DOCUMENT SECTION below:
Figure 7.

H₂O₂ inhibition of I_sc involves PI3-K activation downstream of p38 activation. A) T₈₄ monolayers mounted in Ussing chambers were treated with the PI3-K inhibitor, wortmannin (50 nM), for 30 min prior to addition of H₂O₂, and subsequent I_sc responses to CCh (100 μM) were measured (n=4). B) T₈₄ monolayers mounted in Ussing chambers were treated with the PI3-K inhibitor, LY294002 (20 μM), for 30 min prior to addition of H₂O₂, and subsequent I_sc responses to CCh (100 μM) were measured (n=4). Data are expressed as percentage inhibition of CCh-stimulated I_sc response. C) Monolayers were pretreated with BAPTA-AM (20 μM; 30 min) prior to incubation with H₂O₂ (500 μM; 5 min). Lysates were blotted for phosphorylation of the downstream PI3-K target, Akt1 (T308; n=4). D) T₈₄ monolayers were preincubated for 30 min with the p38 inhibitor, SB203580 (10 μM; n=5), or the PI3-K inhibitor, wortmannin (50 nM; 30 min; n=5), and H₂O₂-stimulated Akt1 phosphorylation was measured. Results are means ± SE for phosphorylation (a.u., arbitrary units). *P<0.05; ***P<0.001 vs. H₂O₂ + CCh (A, B) or control (untreated cells; C, D). ^#P<0.05; ^##P<0.01; ^###P<0.001 vs. cells treated with H₂O₂ alone.
End of DOCUMENT SECTION.
* WORK TO COMPLETE
In the figure caption, what concentration of LY294002 was used, and for how long were monolayers treated with it before H₂O₂ was added?
PROVIDED INFORMATION below:
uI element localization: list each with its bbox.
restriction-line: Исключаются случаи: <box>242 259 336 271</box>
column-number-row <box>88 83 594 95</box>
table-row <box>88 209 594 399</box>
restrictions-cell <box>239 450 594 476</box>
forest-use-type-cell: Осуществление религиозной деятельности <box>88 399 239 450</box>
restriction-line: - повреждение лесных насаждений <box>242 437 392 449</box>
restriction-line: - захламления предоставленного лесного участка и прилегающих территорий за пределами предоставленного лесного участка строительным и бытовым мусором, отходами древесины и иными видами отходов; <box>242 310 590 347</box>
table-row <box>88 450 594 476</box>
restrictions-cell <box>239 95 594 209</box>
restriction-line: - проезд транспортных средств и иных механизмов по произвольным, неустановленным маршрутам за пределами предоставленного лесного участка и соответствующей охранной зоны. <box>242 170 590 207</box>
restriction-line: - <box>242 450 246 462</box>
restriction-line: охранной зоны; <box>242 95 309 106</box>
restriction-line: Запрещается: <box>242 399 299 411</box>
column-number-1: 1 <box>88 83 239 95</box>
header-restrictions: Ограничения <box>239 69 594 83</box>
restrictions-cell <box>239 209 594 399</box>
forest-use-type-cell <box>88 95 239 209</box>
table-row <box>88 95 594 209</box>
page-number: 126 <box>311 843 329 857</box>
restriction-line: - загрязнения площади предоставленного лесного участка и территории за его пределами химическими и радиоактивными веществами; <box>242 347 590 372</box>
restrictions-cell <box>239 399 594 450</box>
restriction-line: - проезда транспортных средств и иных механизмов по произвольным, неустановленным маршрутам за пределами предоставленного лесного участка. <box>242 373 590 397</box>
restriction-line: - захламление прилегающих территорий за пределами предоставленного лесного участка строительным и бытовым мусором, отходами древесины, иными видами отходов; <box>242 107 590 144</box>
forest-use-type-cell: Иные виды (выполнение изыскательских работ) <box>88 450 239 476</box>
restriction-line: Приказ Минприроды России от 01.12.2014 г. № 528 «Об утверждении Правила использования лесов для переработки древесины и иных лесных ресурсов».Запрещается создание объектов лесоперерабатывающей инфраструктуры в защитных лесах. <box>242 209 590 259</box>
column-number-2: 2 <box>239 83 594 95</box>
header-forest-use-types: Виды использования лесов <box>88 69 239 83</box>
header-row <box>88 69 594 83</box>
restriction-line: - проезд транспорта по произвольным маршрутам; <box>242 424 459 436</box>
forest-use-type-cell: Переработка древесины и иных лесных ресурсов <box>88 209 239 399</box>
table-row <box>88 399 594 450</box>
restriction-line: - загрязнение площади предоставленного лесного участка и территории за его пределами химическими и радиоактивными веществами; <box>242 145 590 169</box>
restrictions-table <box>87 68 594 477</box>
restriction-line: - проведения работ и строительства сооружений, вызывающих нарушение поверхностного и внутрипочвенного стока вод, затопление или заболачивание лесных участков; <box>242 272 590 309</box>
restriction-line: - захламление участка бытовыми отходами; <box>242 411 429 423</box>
End of PROVIDED INFORMATION.
* EXPECTED ANSWER
20 μM, for 30 min.